--- Begin Source ---

Database Partitioning in System Design

Learn Database Partitioning from a System Design perspective. Understand horizontal and vertical partitioning, range, list, hash, composite partitioning, partition pruning, Spring Boot integration, PostgreSQL table partitioning, Oracle partitioning, and real-world examples from Amazon, Netflix, Uber, and Banking systems.

Introduction

Imagine you have an Orders table with:

5 Billion Orders
20 TB Database Size
100 Million New Orders Every Month

Every query becomes slower.

SELECT *
FROM orders
WHERE order_date >= '2026-01-01';

Without partitioning,

the database scans billions of rows.

As data grows:

Queries become slower
Indexes become larger
Backups take longer
Maintenance becomes difficult

Instead of storing everything in one huge table,

modern databases split one table into smaller partitions.

This technique is called Database Partitioning.

Learning Objectives

After completing this article, you'll understand:

What is Database Partitioning?
Why Partition Tables?
Horizontal vs Vertical Partitioning
Range Partitioning
List Partitioning
Hash Partitioning
Composite Partitioning
Partition Pruning
Spring Boot Integration
PostgreSQL Partitioning
Real-world Examples
Best Practices

What is Database Partitioning?

Partitioning divides one large table into multiple smaller partitions.

Each partition behaves like an independent table,

but applications still query it as a single logical table.

--- End Source ---
--- Begin Dataset entries ---

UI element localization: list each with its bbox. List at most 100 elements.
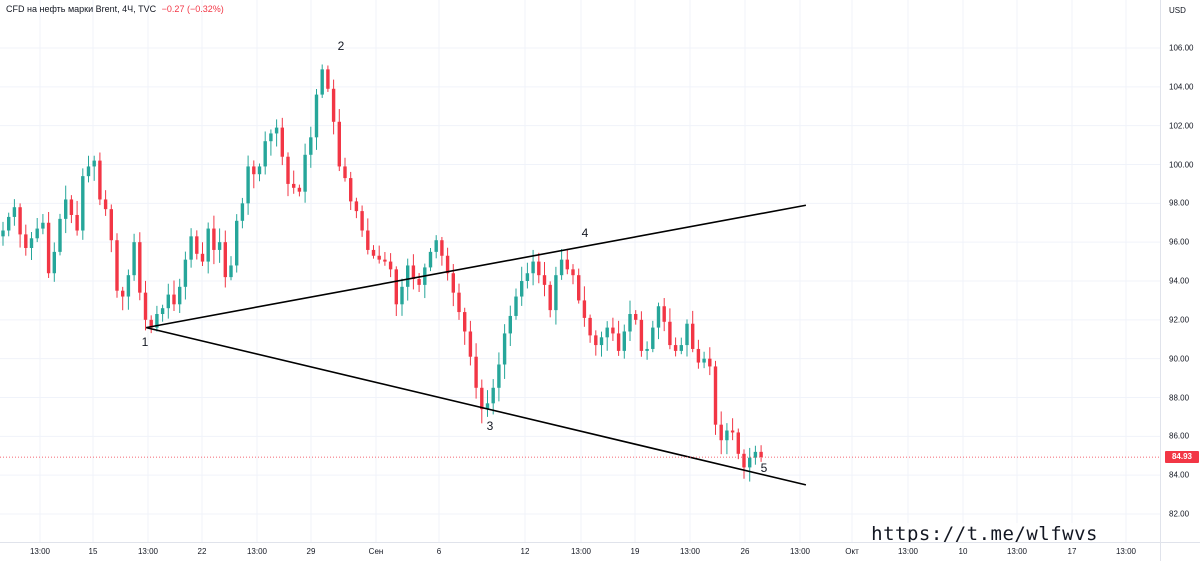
axis-corner xyxy=(1160,542,1200,561)
candle-body xyxy=(468,331,473,357)
symbol-legend[interactable]: CFD на нефть марки Brent, 4Ч, TVC −0.27 … xyxy=(6,4,224,14)
candle-body xyxy=(229,265,233,278)
candle-body xyxy=(35,228,39,239)
x-tick-label: 13:00 xyxy=(29,547,51,556)
candle-body xyxy=(349,178,353,202)
y-tick-label: 96.00 xyxy=(1169,237,1190,247)
candle-body xyxy=(269,133,273,142)
chart-canvas[interactable]: 1 2 3 4 5 xyxy=(0,0,1160,542)
y-tick-label: 104.00 xyxy=(1169,82,1194,92)
symbol-title[interactable]: CFD на нефть марки Brent, 4Ч, TVC xyxy=(6,4,157,14)
candle-body xyxy=(679,345,683,351)
candle-body xyxy=(297,187,302,192)
candle-body xyxy=(451,273,455,293)
candle-body xyxy=(525,273,530,281)
candle-body xyxy=(41,222,45,229)
candle-body xyxy=(713,366,718,425)
y-tick-label: 84.00 xyxy=(1169,470,1190,480)
candle-body xyxy=(69,199,74,215)
candle-body xyxy=(639,319,644,351)
candle-body xyxy=(360,211,364,231)
candle-body xyxy=(195,236,199,254)
candle-body xyxy=(594,335,598,346)
chart-area[interactable]: 1 2 3 4 5 CFD на нефть марки Brent, 4Ч, TVC … xyxy=(0,0,1160,545)
candle-body xyxy=(354,201,359,212)
candle-body xyxy=(331,88,336,122)
candle-body xyxy=(320,69,324,95)
candle-body xyxy=(103,199,108,210)
candle-body xyxy=(736,432,740,454)
candle-body xyxy=(64,199,68,219)
candle-body xyxy=(554,275,558,311)
candle-body xyxy=(383,259,387,262)
y-tick-label: 86.00 xyxy=(1169,431,1190,441)
x-tick-label: Сен xyxy=(368,547,384,556)
candle-body xyxy=(160,308,165,315)
candle-body xyxy=(417,279,421,285)
wave-point-label: 3 xyxy=(487,419,494,433)
x-tick-label: 13:00 xyxy=(679,547,701,556)
candle-body xyxy=(753,451,758,458)
y-tick-label: 102.00 xyxy=(1169,121,1194,131)
candle-body xyxy=(126,275,131,297)
candle-body xyxy=(445,255,450,274)
candle-body xyxy=(223,242,227,278)
candle-body xyxy=(189,236,193,260)
candle-body xyxy=(121,290,125,297)
currency-label[interactable]: USD xyxy=(1169,6,1186,15)
candle-body xyxy=(565,259,569,270)
candle-body xyxy=(263,141,267,167)
time-axis[interactable]: 13:00 15 13:00 22 13:00 29 Сен 6 12 13:00 19 13:00 2… xyxy=(0,542,1160,561)
candle-body xyxy=(542,275,547,285)
candle-body xyxy=(92,160,96,167)
candle-body xyxy=(520,281,524,297)
watermark-link: https://t.me/wlfwvs xyxy=(871,523,1098,545)
candle-body xyxy=(206,228,210,262)
y-tick-label: 94.00 xyxy=(1169,276,1190,286)
candle-body xyxy=(115,240,119,291)
price-axis[interactable]: USD 106.00 104.00 102.00 100.00 98.00 96.00 94… xyxy=(1160,0,1200,542)
candle-body xyxy=(286,156,290,184)
candle-body xyxy=(508,315,512,334)
candle-body xyxy=(463,312,467,332)
candle-body xyxy=(75,214,79,231)
candle-body xyxy=(388,261,393,270)
wave-point-label: 4 xyxy=(582,226,589,240)
trendline[interactable] xyxy=(146,204,807,329)
candle-body xyxy=(702,358,706,363)
candle-body xyxy=(394,269,398,305)
candle-body xyxy=(440,240,444,256)
candle-body xyxy=(588,317,592,336)
candle-body xyxy=(537,261,541,276)
candle-body xyxy=(81,176,85,231)
candle-body xyxy=(696,348,701,363)
candle-body xyxy=(577,275,581,301)
candle-body xyxy=(605,327,609,338)
x-tick-label: 17 xyxy=(1067,547,1077,556)
y-tick-label: 82.00 xyxy=(1169,509,1190,519)
candle-body xyxy=(719,424,723,441)
candle-body xyxy=(377,255,381,260)
candle-body xyxy=(673,345,678,351)
trendline[interactable] xyxy=(146,326,807,486)
candle-body xyxy=(514,296,518,316)
x-tick-label: 10 xyxy=(958,547,968,556)
candle-body xyxy=(155,314,159,328)
candle-body xyxy=(326,69,330,89)
y-tick-label: 88.00 xyxy=(1169,393,1190,402)
candle-body xyxy=(668,321,672,346)
candle-body xyxy=(400,286,404,305)
x-tick-label: 22 xyxy=(197,547,207,556)
candle-body xyxy=(371,249,376,256)
candle-body xyxy=(571,269,575,276)
candle-body xyxy=(645,348,649,351)
candle-body xyxy=(366,230,370,250)
candle-body xyxy=(480,387,484,410)
x-tick-label: 29 xyxy=(306,547,316,556)
candle-body xyxy=(559,259,564,276)
candle-body xyxy=(708,358,712,367)
candle-body xyxy=(257,166,262,175)
candle-body xyxy=(303,154,307,192)
candle-body xyxy=(411,265,416,280)
y-tick-label: 92.00 xyxy=(1169,315,1190,325)
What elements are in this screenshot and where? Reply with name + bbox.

--- End Dataset entries ---

» Written tasks
a - From the entries, set down unchanged every line from the one containing "axis-corner xyxy=(1160,542,1200,561)" up to and including the one containing "time-axis[interactable]: 13:00 15".
b - Take the text on database partitioning further, starting after its last sentence.

» Results for the exercise
a -
axis-corner xyxy=(1160,542,1200,561)
candle-body xyxy=(468,331,473,357)
symbol-legend[interactable]: CFD на нефть марки Brent, 4Ч, TVC −0.27 … xyxy=(6,4,224,14)
candle-body xyxy=(229,265,233,278)
candle-body xyxy=(35,228,39,239)
x-tick-label: 13:00 xyxy=(29,547,51,556)
candle-body xyxy=(349,178,353,202)
y-tick-label: 96.00 xyxy=(1169,237,1190,247)
candle-body xyxy=(269,133,273,142)
chart-canvas[interactable]: 1 2 3 4 5 xyxy=(0,0,1160,542)
y-tick-label: 104.00 xyxy=(1169,82,1194,92)
symbol-title[interactable]: CFD на нефть марки Brent, 4Ч, TVC xyxy=(6,4,157,14)
candle-body xyxy=(679,345,683,351)
candle-body xyxy=(297,187,302,192)
candle-body xyxy=(451,273,455,293)
candle-body xyxy=(525,273,530,281)
candle-body xyxy=(41,222,45,229)
candle-body xyxy=(713,366,718,425)
y-tick-label: 84.00 xyxy=(1169,470,1190,480)
candle-body xyxy=(69,199,74,215)
candle-body xyxy=(639,319,644,351)
candle-body xyxy=(360,211,364,231)
candle-body xyxy=(195,236,199,254)
candle-body xyxy=(594,335,598,346)
chart-area[interactable]: 1 2 3 4 5 CFD на нефть марки Brent, 4Ч, TVC … xyxy=(0,0,1160,545)
candle-body xyxy=(354,201,359,212)
candle-body xyxy=(331,88,336,122)
candle-body xyxy=(320,69,324,95)
candle-body xyxy=(103,199,108,210)
candle-body xyxy=(736,432,740,454)
candle-body xyxy=(64,199,68,219)
candle-body xyxy=(554,275,558,311)
candle-body xyxy=(383,259,387,262)
y-tick-label: 86.00 xyxy=(1169,431,1190,441)
x-tick-label: Сен xyxy=(368,547,384,556)
candle-body xyxy=(160,308,165,315)
candle-body xyxy=(417,279,421,285)
wave-point-label: 3 xyxy=(487,419,494,433)
x-tick-label: 13:00 xyxy=(679,547,701,556)
candle-body xyxy=(753,451,758,458)
y-tick-label: 102.00 xyxy=(1169,121,1194,131)
candle-body xyxy=(126,275,131,297)
candle-body xyxy=(445,255,450,274)
candle-body xyxy=(223,242,227,278)
candle-body xyxy=(189,236,193,260)
candle-body xyxy=(121,290,125,297)
currency-label[interactable]: USD xyxy=(1169,6,1186,15)
candle-body xyxy=(565,259,569,270)
candle-body xyxy=(263,141,267,167)
time-axis[interactable]: 13:00 15 13:00 22 13:00 29 Сен 6 12 13:00 19 13:00 2… xyxy=(0,542,1160,561)

b -
Single Large Table

flowchart TD
    APP[Spring Boot Application]
    TABLE[(Orders Table<br/>5 Billion Rows)]

    APP --> TABLE

Problems

Large indexes
Slow scans
Expensive maintenance
Long backup times

Partitioned Table

flowchart TD
    APP[Spring Boot Application]

    PARENT[(Orders Table)]

    P2024[(Orders_2024)]
    P2025[(Orders_2025)]
    P2026[(Orders_2026)]

    APP --> PARENT

    PARENT --> P2024
    PARENT --> P2025
    PARENT --> P2026

Applications still query Orders.

The database routes requests to the appropriate partition.

Why Partition Tables?

Imagine querying only 2026 orders.

Without partitioning

5 Billion Rows

↓

Full Table Scan

With partitioning

Orders_2026

↓

120 Million Rows

↓

Fast Query

Partitioning vs Sharding

Partitioning	Sharding
Within one database	Across multiple databases
Logical table split	Database split
Same server (usually)	Multiple servers
Easier joins	Cross-shard complexity

Horizontal Partitioning

Rows are divided into partitions.

Example

Orders

↓

2024 Orders

2025 Orders

2026 Orders

Horizontal Partitioning Diagram

flowchart TD
    ORDERS[(Orders)]

    P1[(2024)]
    P2[(2025)]
    P3[(2026)]

    ORDERS --> P1
    ORDERS --> P2
    ORDERS --> P3

Each partition stores different rows.

Vertical Partitioning

Columns are separated.

Example

Customer Table

CustomerId

Name

Phone

Address

Profile Picture

Biography

Move large columns into another table.

Vertical Partitioning Diagram

flowchart LR
    MAIN[(Customer)]

    PROFILE[(Customer Profile)]

    MAIN --> PROFILE

Frequently used data remains small.

Large columns are loaded only when required.

Range Partitioning

Rows are partitioned based on value ranges.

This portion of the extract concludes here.